Short exercise 1: In the F-Stack forum thread, which network adapter did the VMs used for testing have?
Short exercise 2: From the F-Stack forum thread, copy out the passage starting with "F-stack's performance is" and going on through "for every advice.".

Text section:
===============

F-Stack / f-stack

F-Stack is an user space network development kit with high performance based on DPDK, FreeBSD TCP/IP stack and coroutine API.
http://www.f-stack.org
Other
3.87k stars 899 forks source link

F-stack's performance is worse than regular posix API #758

Open NDani23 opened 1 year ago

NDani23 commented 1 year ago

Hi F-stack team!

I'm experimenting with f-stack for a few weeks now. I wrote a simple program that uses F-stack to generate as much traffic as possible. I wanted to compare f-stack's performance with the reguler posix socket API, so i wrote a kinda identical server-client program that uses regular posix sockets (with epoll).

When running both client and server with f-stack, ff_traffic in the server side shows that i receive data with 350-400 Mb/s . However, with the regular posix API, i measured around 450-500 Mb/s (I used bmon for measuring).

Could you please help me find out what am I doing wrong? I'm a beginner in this field so I would be grateful for every advice.

I used 2 oracle ubuntu VM-s for testing with Intel PRO/1000 MT Desktop (82540EM) adapter. Because of this, i could only run both F-stack client and server with only 1 core.

Client side code: https://github.com/NDani23/Tgen/blob/main/client.c Server side code: https://github.com/NDani23/Tgen/blob/main/main.c

Config.ini:

[dpdk]
# Hexadecimal bitmask of cores to run on.

===============

Material:
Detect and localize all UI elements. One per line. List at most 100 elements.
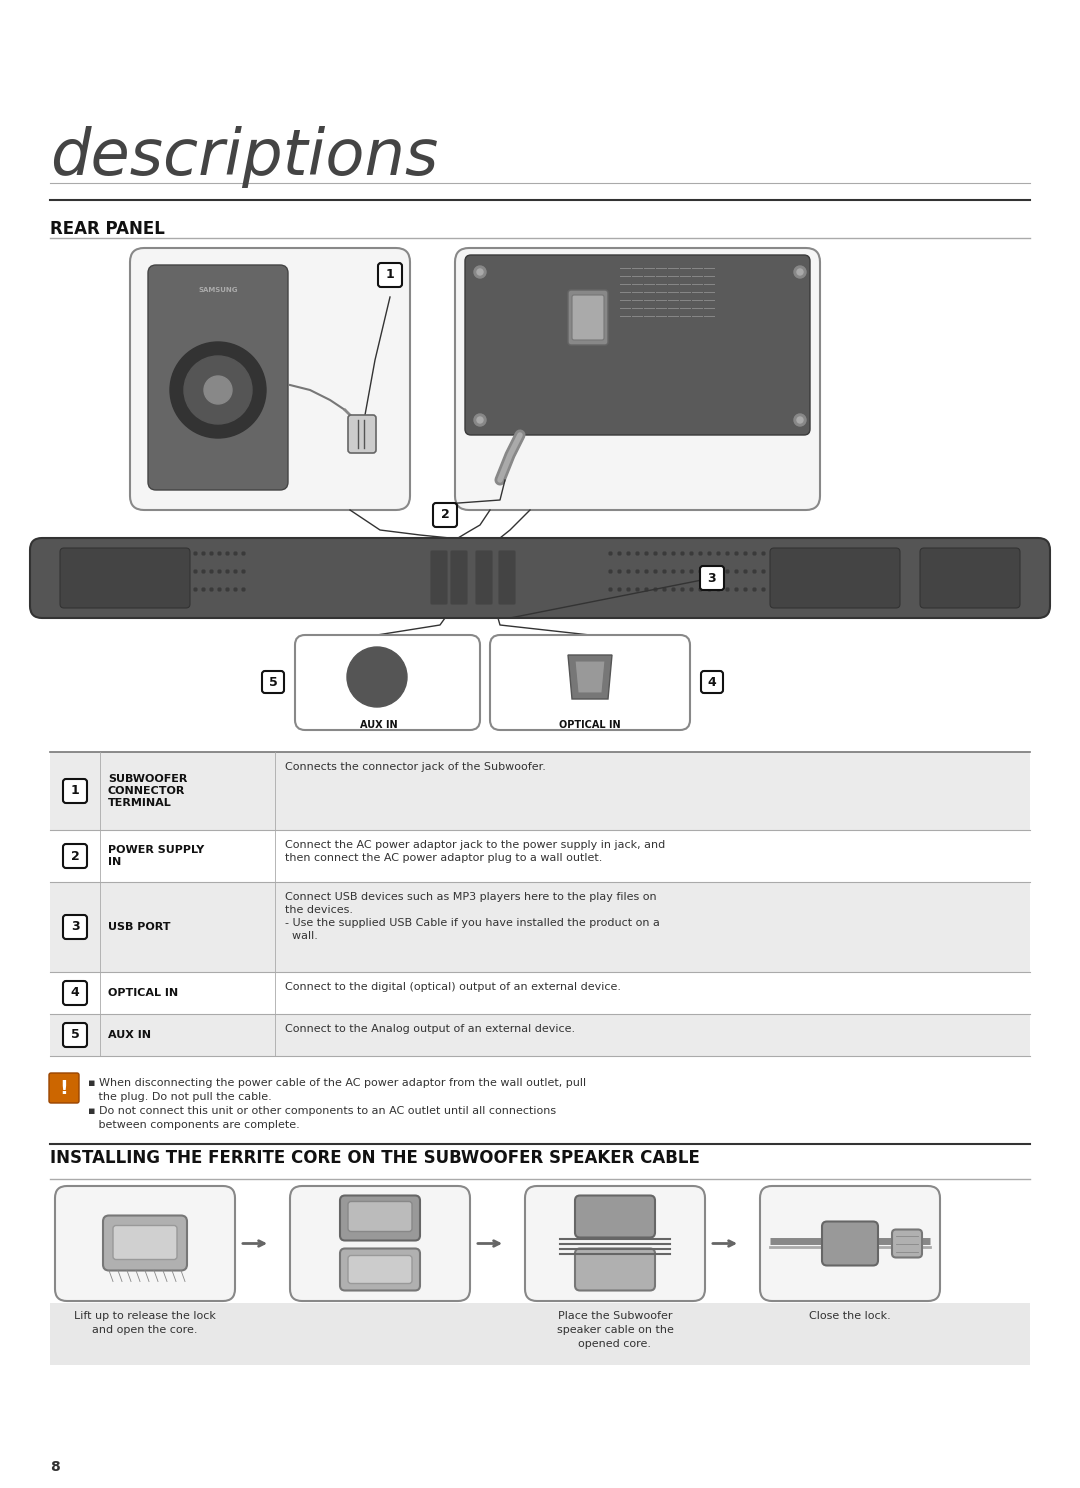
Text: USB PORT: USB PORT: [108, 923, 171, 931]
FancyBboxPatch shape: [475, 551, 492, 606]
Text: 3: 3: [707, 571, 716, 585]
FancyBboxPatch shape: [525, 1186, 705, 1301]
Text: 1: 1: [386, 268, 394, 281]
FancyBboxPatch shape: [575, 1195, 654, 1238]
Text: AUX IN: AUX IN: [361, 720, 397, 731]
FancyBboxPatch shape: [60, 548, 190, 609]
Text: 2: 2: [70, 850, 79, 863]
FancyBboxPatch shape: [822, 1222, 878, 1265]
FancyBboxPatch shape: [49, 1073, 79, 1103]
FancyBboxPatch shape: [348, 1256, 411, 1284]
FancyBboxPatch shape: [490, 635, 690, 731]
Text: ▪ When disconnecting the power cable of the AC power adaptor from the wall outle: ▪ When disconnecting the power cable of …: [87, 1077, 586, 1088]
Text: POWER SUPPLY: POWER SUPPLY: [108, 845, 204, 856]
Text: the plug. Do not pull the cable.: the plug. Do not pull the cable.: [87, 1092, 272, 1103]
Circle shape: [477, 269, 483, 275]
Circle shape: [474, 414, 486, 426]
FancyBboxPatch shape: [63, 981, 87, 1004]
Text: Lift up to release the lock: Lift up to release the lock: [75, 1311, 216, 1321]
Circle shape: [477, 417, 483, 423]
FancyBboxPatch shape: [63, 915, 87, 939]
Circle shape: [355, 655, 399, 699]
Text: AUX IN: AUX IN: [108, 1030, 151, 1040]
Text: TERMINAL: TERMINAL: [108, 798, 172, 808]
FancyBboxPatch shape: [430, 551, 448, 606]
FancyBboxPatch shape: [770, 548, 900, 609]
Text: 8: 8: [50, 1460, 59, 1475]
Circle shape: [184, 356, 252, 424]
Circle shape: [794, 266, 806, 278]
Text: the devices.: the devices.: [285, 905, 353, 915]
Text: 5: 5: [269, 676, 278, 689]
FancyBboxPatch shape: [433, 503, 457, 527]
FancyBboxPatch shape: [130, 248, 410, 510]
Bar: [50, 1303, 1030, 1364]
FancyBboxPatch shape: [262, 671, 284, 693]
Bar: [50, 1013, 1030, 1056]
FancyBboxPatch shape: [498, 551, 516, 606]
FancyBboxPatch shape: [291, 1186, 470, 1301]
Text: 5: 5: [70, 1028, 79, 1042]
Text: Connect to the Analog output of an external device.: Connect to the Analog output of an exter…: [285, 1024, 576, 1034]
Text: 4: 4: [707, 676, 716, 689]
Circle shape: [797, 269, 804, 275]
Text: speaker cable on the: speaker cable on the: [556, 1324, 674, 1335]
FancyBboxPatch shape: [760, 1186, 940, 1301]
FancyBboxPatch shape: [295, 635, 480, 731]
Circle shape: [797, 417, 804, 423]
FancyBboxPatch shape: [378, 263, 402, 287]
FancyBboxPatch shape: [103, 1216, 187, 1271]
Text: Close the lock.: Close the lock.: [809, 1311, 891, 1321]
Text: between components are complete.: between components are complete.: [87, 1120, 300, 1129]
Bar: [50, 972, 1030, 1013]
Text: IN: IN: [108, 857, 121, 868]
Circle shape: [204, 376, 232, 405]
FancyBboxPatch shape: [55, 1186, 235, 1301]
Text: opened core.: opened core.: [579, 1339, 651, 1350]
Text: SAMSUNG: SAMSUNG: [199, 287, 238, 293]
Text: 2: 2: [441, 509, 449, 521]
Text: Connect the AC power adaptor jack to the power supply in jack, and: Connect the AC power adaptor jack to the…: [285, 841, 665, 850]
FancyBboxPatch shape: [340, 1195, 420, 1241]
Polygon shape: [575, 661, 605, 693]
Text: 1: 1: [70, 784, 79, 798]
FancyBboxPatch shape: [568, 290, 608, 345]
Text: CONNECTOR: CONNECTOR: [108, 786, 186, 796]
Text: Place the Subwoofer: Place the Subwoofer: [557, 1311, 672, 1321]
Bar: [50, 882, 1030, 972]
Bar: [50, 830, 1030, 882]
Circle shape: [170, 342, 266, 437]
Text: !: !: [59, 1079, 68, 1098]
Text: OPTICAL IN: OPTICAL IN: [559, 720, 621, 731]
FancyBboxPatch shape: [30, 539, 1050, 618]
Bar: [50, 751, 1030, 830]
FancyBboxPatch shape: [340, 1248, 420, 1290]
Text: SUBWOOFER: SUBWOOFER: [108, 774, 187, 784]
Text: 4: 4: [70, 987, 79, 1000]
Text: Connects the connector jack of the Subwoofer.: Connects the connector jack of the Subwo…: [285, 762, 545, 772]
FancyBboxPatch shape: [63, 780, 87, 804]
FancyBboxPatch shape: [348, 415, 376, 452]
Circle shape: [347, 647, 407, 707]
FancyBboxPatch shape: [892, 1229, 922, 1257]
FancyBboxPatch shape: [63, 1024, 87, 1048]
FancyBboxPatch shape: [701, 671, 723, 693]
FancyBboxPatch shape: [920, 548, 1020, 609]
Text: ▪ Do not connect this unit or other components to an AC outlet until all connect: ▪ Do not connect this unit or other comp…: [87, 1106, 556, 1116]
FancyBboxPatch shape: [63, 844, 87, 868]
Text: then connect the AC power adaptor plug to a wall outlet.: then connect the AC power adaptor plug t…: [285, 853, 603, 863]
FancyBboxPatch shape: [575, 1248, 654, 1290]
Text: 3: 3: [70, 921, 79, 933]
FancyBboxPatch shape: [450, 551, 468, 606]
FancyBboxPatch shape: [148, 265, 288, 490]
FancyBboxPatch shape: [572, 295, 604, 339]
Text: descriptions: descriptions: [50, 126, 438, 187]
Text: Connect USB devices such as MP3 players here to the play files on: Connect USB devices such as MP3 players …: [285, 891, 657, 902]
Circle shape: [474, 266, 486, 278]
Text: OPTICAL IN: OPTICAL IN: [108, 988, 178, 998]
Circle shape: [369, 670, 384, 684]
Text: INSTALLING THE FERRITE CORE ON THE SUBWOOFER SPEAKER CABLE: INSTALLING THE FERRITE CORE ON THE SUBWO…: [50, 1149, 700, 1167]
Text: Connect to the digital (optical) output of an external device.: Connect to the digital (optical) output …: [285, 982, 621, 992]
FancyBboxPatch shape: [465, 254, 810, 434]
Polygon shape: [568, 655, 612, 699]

===============

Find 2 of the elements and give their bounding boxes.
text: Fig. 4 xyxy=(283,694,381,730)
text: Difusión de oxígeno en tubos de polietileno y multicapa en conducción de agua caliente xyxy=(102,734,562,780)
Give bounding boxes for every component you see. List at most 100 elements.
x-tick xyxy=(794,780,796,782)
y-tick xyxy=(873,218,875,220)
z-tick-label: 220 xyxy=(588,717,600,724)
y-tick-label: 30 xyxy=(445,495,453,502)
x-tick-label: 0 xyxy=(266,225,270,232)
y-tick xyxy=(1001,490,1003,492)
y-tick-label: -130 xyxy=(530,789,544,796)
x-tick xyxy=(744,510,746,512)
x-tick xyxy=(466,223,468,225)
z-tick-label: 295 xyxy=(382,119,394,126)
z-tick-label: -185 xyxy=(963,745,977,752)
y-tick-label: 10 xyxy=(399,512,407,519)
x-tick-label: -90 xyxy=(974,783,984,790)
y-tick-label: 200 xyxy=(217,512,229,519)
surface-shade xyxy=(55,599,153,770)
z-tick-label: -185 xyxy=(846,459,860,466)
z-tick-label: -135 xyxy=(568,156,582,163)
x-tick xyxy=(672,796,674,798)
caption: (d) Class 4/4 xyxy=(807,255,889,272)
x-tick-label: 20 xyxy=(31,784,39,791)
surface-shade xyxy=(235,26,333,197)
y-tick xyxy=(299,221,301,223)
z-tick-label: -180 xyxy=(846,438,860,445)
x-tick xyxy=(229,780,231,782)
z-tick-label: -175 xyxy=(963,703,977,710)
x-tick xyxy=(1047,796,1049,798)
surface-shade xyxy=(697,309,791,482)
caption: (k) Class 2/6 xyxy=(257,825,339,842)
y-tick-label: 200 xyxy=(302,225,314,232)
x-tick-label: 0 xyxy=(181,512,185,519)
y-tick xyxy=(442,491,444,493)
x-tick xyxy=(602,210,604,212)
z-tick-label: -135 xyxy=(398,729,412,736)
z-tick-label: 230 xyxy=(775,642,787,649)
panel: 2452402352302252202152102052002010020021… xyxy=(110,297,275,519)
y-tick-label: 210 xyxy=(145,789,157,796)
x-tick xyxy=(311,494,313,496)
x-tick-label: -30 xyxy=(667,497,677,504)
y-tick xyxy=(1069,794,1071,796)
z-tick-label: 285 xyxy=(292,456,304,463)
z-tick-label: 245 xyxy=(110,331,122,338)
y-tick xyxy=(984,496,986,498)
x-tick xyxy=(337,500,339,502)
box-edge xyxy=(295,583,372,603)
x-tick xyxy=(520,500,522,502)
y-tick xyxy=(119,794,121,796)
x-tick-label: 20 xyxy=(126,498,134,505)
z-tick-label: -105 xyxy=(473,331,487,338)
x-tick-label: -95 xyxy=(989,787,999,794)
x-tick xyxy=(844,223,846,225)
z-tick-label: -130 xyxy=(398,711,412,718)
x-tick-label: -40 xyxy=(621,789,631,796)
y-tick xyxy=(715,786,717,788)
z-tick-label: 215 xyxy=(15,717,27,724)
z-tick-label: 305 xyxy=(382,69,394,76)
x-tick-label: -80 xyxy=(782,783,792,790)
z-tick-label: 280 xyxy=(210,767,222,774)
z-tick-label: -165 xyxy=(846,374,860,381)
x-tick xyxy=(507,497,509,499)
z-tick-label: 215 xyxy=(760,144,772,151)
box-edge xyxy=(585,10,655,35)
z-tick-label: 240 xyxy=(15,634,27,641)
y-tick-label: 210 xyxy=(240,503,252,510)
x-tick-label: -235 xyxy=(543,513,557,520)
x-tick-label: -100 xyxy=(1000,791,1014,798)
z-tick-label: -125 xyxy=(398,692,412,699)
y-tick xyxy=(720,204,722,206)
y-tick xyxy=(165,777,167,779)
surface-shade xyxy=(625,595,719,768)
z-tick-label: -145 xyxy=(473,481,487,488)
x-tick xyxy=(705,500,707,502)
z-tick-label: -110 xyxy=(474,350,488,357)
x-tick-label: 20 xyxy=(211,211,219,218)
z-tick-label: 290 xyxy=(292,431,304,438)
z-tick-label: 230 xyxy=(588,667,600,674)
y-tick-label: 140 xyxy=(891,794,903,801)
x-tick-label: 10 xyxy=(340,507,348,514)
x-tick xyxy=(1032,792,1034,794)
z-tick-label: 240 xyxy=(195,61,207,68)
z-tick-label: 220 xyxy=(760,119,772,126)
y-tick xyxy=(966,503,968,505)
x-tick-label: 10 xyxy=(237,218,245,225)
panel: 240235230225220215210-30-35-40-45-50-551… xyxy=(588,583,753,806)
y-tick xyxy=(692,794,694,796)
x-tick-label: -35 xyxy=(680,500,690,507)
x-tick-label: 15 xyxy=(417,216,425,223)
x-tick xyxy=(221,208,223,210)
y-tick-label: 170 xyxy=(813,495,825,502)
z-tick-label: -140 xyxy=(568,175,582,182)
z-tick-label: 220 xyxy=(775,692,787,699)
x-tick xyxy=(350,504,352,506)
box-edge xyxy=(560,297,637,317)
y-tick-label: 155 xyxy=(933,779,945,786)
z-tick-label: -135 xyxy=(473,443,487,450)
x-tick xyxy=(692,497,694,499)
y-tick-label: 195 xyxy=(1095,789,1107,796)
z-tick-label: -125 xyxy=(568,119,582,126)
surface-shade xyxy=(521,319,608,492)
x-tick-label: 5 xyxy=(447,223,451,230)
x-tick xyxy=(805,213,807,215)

===============

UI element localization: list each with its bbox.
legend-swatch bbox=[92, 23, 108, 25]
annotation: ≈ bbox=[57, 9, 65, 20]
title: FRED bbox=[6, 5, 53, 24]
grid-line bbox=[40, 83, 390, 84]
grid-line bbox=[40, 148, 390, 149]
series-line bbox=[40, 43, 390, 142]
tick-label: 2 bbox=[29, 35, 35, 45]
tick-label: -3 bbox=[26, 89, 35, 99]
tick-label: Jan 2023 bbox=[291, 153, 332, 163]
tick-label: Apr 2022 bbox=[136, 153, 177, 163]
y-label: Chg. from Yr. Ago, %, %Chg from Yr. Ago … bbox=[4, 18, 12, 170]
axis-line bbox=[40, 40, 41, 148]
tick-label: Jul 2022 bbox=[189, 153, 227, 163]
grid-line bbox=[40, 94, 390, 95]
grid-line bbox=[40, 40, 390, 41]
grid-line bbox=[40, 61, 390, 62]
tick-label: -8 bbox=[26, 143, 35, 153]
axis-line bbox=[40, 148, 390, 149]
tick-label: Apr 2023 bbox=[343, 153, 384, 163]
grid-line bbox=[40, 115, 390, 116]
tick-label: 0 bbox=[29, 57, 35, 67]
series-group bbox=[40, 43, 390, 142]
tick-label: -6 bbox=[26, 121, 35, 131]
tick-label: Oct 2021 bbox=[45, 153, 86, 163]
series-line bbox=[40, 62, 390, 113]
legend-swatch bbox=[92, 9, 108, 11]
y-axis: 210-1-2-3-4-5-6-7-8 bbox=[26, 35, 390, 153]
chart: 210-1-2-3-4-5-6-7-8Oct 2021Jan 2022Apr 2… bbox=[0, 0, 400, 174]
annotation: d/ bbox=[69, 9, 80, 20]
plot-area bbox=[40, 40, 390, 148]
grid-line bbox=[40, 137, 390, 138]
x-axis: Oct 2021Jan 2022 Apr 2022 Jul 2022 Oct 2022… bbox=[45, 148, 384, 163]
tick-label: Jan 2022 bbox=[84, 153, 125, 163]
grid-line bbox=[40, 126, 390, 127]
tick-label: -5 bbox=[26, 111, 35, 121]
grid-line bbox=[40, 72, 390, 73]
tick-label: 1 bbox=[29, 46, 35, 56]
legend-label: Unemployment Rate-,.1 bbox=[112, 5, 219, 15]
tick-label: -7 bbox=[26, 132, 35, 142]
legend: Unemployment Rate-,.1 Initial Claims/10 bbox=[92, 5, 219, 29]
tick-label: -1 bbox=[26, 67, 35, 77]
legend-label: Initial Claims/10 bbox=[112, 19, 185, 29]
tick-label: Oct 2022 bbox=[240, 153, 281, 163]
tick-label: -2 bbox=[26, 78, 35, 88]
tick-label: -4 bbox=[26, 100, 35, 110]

===============

Solution 1: An Intel PRO/1000 MT Desktop (82540EM) adapter.

Solution 2:
F-stack's performance is worse than regular posix API #758

Open NDani23 opened 1 year ago

NDani23 commented 1 year ago

Hi F-stack team!

I'm experimenting with f-stack for a few weeks now. I wrote a simple program that uses F-stack to generate as much traffic as possible. I wanted to compare f-stack's performance with the reguler posix socket API, so i wrote a kinda identical server-client program that uses regular posix sockets (with epoll).

When running both client and server with f-stack, ff_traffic in the server side shows that i receive data with 350-400 Mb/s . However, with the regular posix API, i measured around 450-500 Mb/s (I used bmon for measuring).

Could you please help me find out what am I doing wrong? I'm a beginner in this field so I would be grateful for every advice.